• _PROBLEM_:
Answer with a single number: how many lines in the listing below include "AJCC"?

• _RAW RECORDS_:
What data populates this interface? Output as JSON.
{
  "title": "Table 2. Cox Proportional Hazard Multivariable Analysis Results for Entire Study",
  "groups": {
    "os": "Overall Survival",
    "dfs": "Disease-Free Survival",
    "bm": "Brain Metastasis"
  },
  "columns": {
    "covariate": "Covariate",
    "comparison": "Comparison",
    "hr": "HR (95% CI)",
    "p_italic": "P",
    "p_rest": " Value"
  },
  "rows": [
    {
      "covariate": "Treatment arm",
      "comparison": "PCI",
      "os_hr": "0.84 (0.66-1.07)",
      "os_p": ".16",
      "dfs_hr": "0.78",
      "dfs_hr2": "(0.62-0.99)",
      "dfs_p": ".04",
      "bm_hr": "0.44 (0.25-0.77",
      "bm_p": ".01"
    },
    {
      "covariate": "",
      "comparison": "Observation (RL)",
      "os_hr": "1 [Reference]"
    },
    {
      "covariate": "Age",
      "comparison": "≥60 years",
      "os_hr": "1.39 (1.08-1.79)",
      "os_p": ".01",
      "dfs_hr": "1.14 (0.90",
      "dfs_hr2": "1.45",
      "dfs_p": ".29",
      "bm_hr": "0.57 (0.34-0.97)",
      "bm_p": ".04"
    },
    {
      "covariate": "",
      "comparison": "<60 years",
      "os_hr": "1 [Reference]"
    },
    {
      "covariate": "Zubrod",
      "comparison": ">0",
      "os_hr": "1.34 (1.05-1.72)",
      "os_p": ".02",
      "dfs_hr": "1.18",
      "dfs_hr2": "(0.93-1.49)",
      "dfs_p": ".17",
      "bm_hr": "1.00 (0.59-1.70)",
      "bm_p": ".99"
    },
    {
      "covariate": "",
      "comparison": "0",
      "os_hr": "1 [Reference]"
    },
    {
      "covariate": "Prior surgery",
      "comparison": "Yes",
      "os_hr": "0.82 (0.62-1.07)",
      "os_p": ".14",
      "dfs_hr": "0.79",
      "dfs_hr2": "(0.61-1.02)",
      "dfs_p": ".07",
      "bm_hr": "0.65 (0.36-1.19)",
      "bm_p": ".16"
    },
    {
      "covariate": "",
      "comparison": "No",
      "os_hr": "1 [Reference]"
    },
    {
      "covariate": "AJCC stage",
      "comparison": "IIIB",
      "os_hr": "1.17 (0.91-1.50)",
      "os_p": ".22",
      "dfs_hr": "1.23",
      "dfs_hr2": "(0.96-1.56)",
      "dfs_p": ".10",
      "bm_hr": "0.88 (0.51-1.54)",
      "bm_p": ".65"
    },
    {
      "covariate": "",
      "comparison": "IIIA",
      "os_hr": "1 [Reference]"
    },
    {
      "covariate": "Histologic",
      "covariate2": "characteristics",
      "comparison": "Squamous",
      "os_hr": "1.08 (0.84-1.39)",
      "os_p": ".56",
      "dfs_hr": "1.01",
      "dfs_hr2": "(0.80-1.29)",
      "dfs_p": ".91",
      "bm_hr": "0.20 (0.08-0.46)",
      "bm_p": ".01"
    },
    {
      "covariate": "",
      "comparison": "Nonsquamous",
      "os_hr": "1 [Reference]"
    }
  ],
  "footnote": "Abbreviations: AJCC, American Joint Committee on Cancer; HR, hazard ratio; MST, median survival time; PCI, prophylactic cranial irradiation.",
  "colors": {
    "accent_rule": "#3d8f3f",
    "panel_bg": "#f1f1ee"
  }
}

• _EXERCISE OUTPUT_:
2